[BEGIN TEXT SHOWN]
In the post-Ike era Republicans and conservatives embraced the 4Horsemen of Calumny: Fear, Ignorance, Bigotry and Smear. In conjunction with those the Republicans and conservatives embarked on a narrative based approach. One that was crafted to sound good while lacking all soundness. These manifested in decades of 3word buzz phrases and framing anything as a binary choice (the fallacy of either/or). Both remain the backbone of their messaging to this day.

They didn't stop there. Rs/cons went out of their way to turn the words Democrat, liberal, left, and more recently progressive. into pejoratives that needed to be spit out with disdain. That birthed all sorts of insulting and offensive derivatives for those words. No person should be surprised they are employing the exact same tactic with the word woke.

That all falls under the cynical approach of taking an opponent's positive or strength and turn it into a negative and a weakness simply by the use of words. Not by any facts or evidence. Then concoct a false tale to further muddy the character of the opponent aka Swift boating.
[END TEXT SHOWN]
[BEGIN RECORD EXTRACTS]
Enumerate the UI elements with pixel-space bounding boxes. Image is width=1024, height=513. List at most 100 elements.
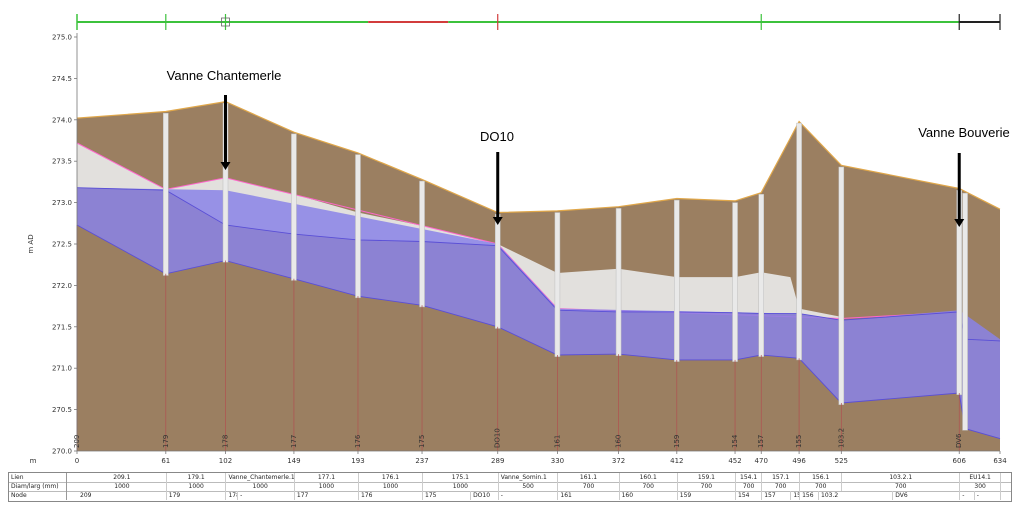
node-tick-label-14: DV6 xyxy=(955,433,963,448)
node-tick-label-2: 178 xyxy=(221,435,229,448)
node-tick-label-11: 157 xyxy=(757,435,765,448)
diameter-cell-2: 1000 xyxy=(226,482,295,491)
row-label-nodes: Node xyxy=(9,491,67,500)
longitudinal-profile-chart: 209 179 178 177 176 175 DO10 161 160 159 154 157 155… xyxy=(27,14,1010,465)
node-tick-label-5: 175 xyxy=(418,435,426,448)
node-tick-label-8: 160 xyxy=(615,435,623,448)
manhole-0 xyxy=(163,112,169,276)
link-id-cell-5: 175.1 xyxy=(423,473,499,482)
diameter-cell-1: 1000 xyxy=(167,482,227,491)
node-tick-label-10: 154 xyxy=(731,434,739,448)
link-id-cell-9: 159.1 xyxy=(678,473,737,482)
x-axis-title: m xyxy=(30,457,37,465)
x-tick-label-4: 193 xyxy=(351,457,364,465)
node-cell-13: 157 xyxy=(762,491,792,500)
y-tick-label-10: 275.0 xyxy=(52,34,72,42)
link-id-cell-14: EU14.1 xyxy=(960,473,1001,482)
manhole-9 xyxy=(732,202,738,362)
node-cell-9: 161 xyxy=(558,491,620,500)
y-tick-label-4: 272.0 xyxy=(52,282,72,290)
node-cell-3: - xyxy=(238,491,295,500)
manhole-12 xyxy=(838,166,845,405)
y-tick-label-6: 273.0 xyxy=(52,199,72,207)
manhole-4 xyxy=(419,180,425,308)
link-id-cell-12: 156.1 xyxy=(800,473,843,482)
x-tick-label-6: 289 xyxy=(491,457,504,465)
node-tick-label-9: 159 xyxy=(673,435,681,448)
node-tick-label-3: 177 xyxy=(290,435,298,448)
diameter-cell-0: 1000 xyxy=(78,482,167,491)
x-tick-label-1: 61 xyxy=(161,457,170,465)
row-label-links: Lien xyxy=(9,473,67,482)
link-id-cell-3: 177.1 xyxy=(295,473,359,482)
diameter-cell-11: 700 xyxy=(762,482,801,491)
diameter-cell-5: 1000 xyxy=(423,482,499,491)
x-tick-label-12: 496 xyxy=(792,457,806,465)
x-tick-label-14: 606 xyxy=(953,457,967,465)
manhole-11 xyxy=(796,122,802,361)
top-status-bar xyxy=(76,14,1001,30)
y-tick-label-8: 274.0 xyxy=(52,116,72,124)
node-cell-15: 156 xyxy=(800,491,820,500)
x-tick-label-3: 149 xyxy=(287,457,300,465)
y-tick-label-3: 271.5 xyxy=(52,323,72,331)
node-tick-label-7: 161 xyxy=(553,435,561,448)
node-cell-5: 176 xyxy=(359,491,424,500)
node-cell-19: - xyxy=(975,491,1001,500)
diameter-cell-7: 700 xyxy=(558,482,620,491)
node-tick-label-6: DO10 xyxy=(494,428,502,448)
manhole-14 xyxy=(962,192,968,431)
manhole-2 xyxy=(291,133,297,281)
x-tick-label-2: 102 xyxy=(219,457,232,465)
node-cell-4: 177 xyxy=(295,491,359,500)
x-tick-label-11: 470 xyxy=(755,457,768,465)
link-id-cell-7: 161.1 xyxy=(558,473,620,482)
node-cell-16: 103.2 xyxy=(819,491,894,500)
diameter-cell-8: 700 xyxy=(620,482,678,491)
diameter-cell-14: 300 xyxy=(960,482,1001,491)
manhole-5 xyxy=(494,213,501,329)
node-cell-2: 178 xyxy=(228,491,239,500)
table-row-nodes: Node 209179178-177176175DO10-16116015915… xyxy=(9,491,1011,500)
y-tick-label-7: 273.5 xyxy=(52,158,72,166)
node-cell-10: 160 xyxy=(620,491,678,500)
y-tick-label-2: 271.0 xyxy=(52,365,72,373)
node-tick-label-13: 103.2 xyxy=(837,428,845,448)
y-tick-label-0: 270.0 xyxy=(52,448,72,456)
node-cell-1: 179 xyxy=(167,491,227,500)
x-tick-label-7: 330 xyxy=(551,457,564,465)
x-tick-label-0: 0 xyxy=(75,457,79,465)
node-tick-label-1: 179 xyxy=(162,435,170,448)
link-id-cell-2: Vanne_Chantemerle.1 xyxy=(228,473,295,482)
diameter-cell-13: 700 xyxy=(842,482,961,491)
y-tick-label-5: 272.5 xyxy=(52,241,72,249)
node-cell-6: 175 xyxy=(423,491,472,500)
link-id-cell-13: 103.2.1 xyxy=(842,473,961,482)
node-cell-17: DV6 xyxy=(893,491,961,500)
node-cell-11: 159 xyxy=(678,491,737,500)
diameter-cell-6: 500 xyxy=(499,482,559,491)
x-tick-label-9: 412 xyxy=(670,457,683,465)
annotation-label-2: Vanne Bouverie xyxy=(918,125,1010,140)
y-tick-label-9: 274.5 xyxy=(52,75,72,83)
row-label-diameter: Diam/larg (mm) xyxy=(9,482,67,491)
x-tick-label-10: 452 xyxy=(728,457,741,465)
x-tick-label-13: 525 xyxy=(835,457,848,465)
node-tick-label-4: 176 xyxy=(354,434,362,448)
link-id-cell-1: 179.1 xyxy=(167,473,227,482)
manhole-7 xyxy=(615,208,622,357)
annotation-label-0: Vanne Chantemerle xyxy=(167,68,282,83)
diameter-cell-9: 700 xyxy=(678,482,737,491)
link-id-cell-0: 209.1 xyxy=(78,473,167,482)
manhole-8 xyxy=(674,199,680,362)
node-cell-18: - xyxy=(960,491,975,500)
x-tick-label-5: 237 xyxy=(415,457,428,465)
link-id-cell-11: 157.1 xyxy=(762,473,801,482)
diameter-cell-10: 700 xyxy=(736,482,763,491)
node-cell-0: 209 xyxy=(78,491,167,500)
link-id-cell-4: 176.1 xyxy=(359,473,424,482)
manhole-6 xyxy=(554,212,561,357)
diameter-cell-4: 1000 xyxy=(359,482,424,491)
node-cell-12: 154 xyxy=(736,491,763,500)
y-tick-label-1: 270.5 xyxy=(52,406,72,414)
[END RECORD EXTRACTS]
§ WORK INSTRUCTIONS
• 1. Name the four "Horsemen of Calumny" given in the passage on Republican and conservative messaging.
• 2. In the passage on Republican and conservative messaging, what label is given to concocting a false tale to muddy an opponent's character?
• 3. Resume the passage on Republican and conservative messaging tactics after its last sentence.
Nothing in the listing is needed for this work.

§ FINAL ANSWERS
• 1. Fear, Ignorance, Bigotry, Smear

• 2. Swift boating

• 3.
What followed was predictable. Rather than a mere opponent Rs/cons took to demonizing right through dehumanizing. That was accomplished both through words and visuals including embracing the tabloid trick of shading, enlarging/shrinking, etc.

These are my fellow countrymen and wimmin. They have no shame and they have no honor. The exceptions are so few to be considered a rounding error. And it is one of the reasons I will NOT willingly give up my guns. My ancestors made that fatal mistake even after coming to the same conclusion albeit in a different era. Said another way I will continue to wear the term merciless ____ savage as a badge of Honor until it is withdrawn. Words do matter. As do actions.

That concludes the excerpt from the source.